(Annotated element listings)

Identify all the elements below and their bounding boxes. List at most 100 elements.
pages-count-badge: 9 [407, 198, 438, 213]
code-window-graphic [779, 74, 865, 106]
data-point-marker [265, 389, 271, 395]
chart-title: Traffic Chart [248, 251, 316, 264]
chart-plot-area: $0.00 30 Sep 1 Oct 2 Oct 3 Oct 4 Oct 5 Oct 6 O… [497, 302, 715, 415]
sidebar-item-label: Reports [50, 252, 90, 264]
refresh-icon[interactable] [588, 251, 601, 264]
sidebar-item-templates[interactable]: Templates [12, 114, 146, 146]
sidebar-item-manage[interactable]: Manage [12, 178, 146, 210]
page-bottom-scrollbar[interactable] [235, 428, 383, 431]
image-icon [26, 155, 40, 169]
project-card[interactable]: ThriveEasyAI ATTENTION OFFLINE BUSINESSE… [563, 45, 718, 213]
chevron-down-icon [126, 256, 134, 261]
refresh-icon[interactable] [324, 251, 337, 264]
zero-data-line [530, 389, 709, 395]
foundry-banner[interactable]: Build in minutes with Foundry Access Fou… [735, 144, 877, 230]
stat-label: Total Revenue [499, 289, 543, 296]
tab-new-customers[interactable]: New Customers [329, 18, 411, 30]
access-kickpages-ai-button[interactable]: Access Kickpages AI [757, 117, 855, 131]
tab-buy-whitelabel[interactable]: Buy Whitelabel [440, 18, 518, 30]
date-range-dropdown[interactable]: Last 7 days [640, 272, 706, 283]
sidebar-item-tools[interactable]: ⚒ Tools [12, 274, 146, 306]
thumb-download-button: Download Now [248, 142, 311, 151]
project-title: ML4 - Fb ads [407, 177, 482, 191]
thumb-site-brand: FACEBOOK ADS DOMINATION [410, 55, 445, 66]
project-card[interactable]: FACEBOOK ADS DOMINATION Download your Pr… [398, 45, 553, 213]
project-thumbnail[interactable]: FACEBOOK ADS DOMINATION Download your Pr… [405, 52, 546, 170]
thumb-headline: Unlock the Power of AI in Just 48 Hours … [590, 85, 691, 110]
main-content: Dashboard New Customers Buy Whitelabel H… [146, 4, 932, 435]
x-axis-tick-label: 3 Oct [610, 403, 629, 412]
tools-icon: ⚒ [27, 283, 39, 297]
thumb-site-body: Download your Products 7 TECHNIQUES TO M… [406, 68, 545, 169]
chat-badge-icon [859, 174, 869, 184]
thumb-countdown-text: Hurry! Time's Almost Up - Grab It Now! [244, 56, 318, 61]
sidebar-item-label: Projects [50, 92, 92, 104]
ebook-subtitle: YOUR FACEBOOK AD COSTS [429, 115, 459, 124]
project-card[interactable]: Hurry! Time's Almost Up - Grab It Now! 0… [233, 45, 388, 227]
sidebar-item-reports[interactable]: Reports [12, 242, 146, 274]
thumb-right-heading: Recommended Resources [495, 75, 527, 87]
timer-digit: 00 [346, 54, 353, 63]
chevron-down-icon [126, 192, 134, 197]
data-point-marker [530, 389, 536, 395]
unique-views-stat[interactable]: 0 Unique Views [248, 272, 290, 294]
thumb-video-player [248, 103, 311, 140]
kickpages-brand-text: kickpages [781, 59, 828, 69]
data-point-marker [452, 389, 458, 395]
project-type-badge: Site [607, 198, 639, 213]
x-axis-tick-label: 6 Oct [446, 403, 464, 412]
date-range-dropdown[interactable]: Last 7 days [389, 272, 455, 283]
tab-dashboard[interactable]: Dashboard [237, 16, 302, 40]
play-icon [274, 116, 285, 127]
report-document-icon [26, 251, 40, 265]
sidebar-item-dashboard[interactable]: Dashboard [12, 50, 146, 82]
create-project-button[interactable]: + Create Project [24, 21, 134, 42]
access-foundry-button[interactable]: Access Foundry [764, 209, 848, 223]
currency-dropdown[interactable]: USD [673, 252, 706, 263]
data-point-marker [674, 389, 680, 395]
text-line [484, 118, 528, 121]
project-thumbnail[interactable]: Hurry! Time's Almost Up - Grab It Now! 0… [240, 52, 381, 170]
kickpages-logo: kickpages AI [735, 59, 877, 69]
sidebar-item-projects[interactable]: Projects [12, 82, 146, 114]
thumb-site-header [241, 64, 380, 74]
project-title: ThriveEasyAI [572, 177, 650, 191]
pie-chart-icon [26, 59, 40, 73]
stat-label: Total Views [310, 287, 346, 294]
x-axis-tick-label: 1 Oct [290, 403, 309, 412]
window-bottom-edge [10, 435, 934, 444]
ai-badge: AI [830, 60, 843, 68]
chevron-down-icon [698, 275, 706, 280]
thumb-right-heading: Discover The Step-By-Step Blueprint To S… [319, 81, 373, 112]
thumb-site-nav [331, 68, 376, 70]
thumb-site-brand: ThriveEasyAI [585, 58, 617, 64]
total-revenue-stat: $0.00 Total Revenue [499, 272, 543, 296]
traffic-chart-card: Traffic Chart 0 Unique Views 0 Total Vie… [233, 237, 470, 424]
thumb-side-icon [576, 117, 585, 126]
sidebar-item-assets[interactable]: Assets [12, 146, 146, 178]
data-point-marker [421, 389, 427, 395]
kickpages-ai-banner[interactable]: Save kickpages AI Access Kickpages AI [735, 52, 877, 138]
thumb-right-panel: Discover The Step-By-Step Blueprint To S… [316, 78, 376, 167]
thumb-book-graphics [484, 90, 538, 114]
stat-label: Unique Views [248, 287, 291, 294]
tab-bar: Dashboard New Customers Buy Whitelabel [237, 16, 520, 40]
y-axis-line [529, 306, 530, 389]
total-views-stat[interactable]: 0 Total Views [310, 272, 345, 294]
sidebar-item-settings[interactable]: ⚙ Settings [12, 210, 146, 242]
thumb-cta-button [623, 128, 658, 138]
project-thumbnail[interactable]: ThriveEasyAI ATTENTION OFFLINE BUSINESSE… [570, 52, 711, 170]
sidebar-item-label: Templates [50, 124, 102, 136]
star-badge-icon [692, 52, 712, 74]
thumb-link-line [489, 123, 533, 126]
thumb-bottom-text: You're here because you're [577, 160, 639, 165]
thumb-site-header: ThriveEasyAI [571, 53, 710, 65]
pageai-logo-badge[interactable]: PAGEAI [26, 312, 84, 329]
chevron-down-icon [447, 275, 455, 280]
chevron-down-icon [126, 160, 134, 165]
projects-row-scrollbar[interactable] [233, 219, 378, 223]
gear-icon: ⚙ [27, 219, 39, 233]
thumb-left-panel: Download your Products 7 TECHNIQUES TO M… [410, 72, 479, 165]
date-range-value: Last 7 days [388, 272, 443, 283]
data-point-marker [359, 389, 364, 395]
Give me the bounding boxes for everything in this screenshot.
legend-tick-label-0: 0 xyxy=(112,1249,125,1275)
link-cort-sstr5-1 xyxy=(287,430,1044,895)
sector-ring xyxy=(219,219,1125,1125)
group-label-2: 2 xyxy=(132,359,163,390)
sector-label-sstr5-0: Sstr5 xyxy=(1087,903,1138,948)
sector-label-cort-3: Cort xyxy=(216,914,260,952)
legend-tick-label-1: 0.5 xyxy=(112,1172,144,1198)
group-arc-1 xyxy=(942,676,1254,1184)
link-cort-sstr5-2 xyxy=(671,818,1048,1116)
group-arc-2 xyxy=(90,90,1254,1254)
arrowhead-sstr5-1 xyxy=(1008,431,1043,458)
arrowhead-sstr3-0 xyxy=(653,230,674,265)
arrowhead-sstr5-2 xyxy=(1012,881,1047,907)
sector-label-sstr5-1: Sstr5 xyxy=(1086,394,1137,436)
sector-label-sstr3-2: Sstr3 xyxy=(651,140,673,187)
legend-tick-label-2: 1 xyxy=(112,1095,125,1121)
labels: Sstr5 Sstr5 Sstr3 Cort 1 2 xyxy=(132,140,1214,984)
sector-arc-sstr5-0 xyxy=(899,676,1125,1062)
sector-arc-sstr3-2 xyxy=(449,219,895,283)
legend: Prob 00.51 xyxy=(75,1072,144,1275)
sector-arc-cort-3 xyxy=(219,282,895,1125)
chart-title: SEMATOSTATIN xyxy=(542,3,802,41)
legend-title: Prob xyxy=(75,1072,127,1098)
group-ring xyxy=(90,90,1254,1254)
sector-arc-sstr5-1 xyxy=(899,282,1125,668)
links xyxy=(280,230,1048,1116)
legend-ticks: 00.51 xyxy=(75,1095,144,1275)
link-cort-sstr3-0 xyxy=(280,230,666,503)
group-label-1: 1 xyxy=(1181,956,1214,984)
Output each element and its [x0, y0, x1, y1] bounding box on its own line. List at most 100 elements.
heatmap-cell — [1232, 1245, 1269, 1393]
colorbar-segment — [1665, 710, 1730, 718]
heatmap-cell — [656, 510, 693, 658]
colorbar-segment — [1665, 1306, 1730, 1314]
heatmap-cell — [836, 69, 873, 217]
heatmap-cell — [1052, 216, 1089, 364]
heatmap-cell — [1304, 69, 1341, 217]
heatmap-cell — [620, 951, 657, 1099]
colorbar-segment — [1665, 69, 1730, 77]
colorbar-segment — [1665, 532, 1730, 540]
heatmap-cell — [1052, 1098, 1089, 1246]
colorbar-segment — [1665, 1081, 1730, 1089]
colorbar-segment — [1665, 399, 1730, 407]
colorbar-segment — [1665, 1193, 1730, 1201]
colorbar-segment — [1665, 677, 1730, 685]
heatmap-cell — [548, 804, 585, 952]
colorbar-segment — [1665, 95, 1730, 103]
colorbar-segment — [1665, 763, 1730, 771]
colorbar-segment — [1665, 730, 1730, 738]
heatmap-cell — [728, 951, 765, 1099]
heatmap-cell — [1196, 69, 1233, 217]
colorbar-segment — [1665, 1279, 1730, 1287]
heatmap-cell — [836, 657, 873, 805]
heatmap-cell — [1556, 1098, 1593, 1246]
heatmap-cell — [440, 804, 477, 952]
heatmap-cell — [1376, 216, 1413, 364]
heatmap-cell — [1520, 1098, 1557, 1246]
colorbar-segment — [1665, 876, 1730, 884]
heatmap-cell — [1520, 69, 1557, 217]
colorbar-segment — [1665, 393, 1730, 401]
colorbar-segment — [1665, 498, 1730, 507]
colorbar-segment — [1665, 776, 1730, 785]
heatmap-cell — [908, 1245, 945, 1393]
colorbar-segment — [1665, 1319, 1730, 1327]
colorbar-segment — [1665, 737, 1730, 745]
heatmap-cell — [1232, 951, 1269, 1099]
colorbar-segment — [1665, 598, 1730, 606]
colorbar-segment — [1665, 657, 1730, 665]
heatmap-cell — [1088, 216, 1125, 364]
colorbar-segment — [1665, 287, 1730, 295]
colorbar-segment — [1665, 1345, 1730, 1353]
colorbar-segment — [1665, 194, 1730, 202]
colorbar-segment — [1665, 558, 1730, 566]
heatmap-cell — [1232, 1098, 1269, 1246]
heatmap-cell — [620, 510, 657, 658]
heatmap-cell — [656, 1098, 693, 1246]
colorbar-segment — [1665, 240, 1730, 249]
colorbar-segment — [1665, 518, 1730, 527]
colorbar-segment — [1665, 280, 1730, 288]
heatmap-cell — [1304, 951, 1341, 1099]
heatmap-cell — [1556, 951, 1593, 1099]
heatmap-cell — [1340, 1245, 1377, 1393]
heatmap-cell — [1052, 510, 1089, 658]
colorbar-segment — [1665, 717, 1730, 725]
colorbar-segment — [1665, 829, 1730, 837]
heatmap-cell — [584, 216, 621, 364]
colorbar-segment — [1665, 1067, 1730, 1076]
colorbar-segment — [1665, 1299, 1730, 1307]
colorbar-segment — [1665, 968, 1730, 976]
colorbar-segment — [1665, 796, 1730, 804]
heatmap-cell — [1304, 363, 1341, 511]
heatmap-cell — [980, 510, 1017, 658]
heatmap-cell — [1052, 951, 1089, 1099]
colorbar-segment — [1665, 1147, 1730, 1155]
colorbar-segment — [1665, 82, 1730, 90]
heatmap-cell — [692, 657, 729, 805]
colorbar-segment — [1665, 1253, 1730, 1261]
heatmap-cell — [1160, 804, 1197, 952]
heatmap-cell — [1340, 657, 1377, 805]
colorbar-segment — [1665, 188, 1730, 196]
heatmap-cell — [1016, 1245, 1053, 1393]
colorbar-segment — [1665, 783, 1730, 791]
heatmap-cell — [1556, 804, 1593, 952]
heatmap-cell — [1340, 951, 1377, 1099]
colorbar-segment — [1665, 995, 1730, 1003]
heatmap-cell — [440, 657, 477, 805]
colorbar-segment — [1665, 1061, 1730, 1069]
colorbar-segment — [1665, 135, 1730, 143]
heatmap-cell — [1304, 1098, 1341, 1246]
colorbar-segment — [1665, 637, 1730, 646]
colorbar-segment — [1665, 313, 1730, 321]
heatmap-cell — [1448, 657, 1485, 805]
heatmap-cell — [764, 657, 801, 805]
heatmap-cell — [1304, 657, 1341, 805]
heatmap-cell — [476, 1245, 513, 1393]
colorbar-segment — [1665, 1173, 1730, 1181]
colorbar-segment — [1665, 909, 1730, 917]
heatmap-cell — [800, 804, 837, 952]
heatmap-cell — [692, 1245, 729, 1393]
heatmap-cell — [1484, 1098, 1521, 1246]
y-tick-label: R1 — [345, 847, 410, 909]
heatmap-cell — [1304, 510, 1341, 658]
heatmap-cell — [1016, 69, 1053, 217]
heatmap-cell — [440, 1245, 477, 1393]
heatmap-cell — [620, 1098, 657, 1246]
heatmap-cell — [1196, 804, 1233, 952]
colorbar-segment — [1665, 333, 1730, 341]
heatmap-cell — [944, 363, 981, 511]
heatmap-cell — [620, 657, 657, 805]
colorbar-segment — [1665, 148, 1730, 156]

**What is needed:** Copy the listing word for word, from its first line through the line that contains "tools-icon: ⚒ [27, 283, 39, 297]", with both of those lines included.

**Solution to this task:**
Identify all the elements below and their bounding boxes. List at most 100 elements.
pages-count-badge: 9 [407, 198, 438, 213]
code-window-graphic [779, 74, 865, 106]
data-point-marker [265, 389, 271, 395]
chart-title: Traffic Chart [248, 251, 316, 264]
chart-plot-area: $0.00 30 Sep 1 Oct 2 Oct 3 Oct 4 Oct 5 Oct 6 O… [497, 302, 715, 415]
sidebar-item-label: Reports [50, 252, 90, 264]
refresh-icon[interactable] [588, 251, 601, 264]
sidebar-item-templates[interactable]: Templates [12, 114, 146, 146]
sidebar-item-manage[interactable]: Manage [12, 178, 146, 210]
page-bottom-scrollbar[interactable] [235, 428, 383, 431]
image-icon [26, 155, 40, 169]
project-card[interactable]: ThriveEasyAI ATTENTION OFFLINE BUSINESSE… [563, 45, 718, 213]
chevron-down-icon [126, 256, 134, 261]
refresh-icon[interactable] [324, 251, 337, 264]
zero-data-line [530, 389, 709, 395]
foundry-banner[interactable]: Build in minutes with Foundry Access Fou… [735, 144, 877, 230]
stat-label: Total Revenue [499, 289, 543, 296]
tab-new-customers[interactable]: New Customers [329, 18, 411, 30]
access-kickpages-ai-button[interactable]: Access Kickpages AI [757, 117, 855, 131]
tab-buy-whitelabel[interactable]: Buy Whitelabel [440, 18, 518, 30]
date-range-dropdown[interactable]: Last 7 days [640, 272, 706, 283]
sidebar-item-tools[interactable]: ⚒ Tools [12, 274, 146, 306]
thumb-download-button: Download Now [248, 142, 311, 151]
project-title: ML4 - Fb ads [407, 177, 482, 191]
thumb-site-brand: FACEBOOK ADS DOMINATION [410, 55, 445, 66]
project-card[interactable]: FACEBOOK ADS DOMINATION Download your Pr… [398, 45, 553, 213]
project-thumbnail[interactable]: FACEBOOK ADS DOMINATION Download your Pr… [405, 52, 546, 170]
thumb-headline: Unlock the Power of AI in Just 48 Hours … [590, 85, 691, 110]
main-content: Dashboard New Customers Buy Whitelabel H… [146, 4, 932, 435]
x-axis-tick-label: 3 Oct [610, 403, 629, 412]
tools-icon: ⚒ [27, 283, 39, 297]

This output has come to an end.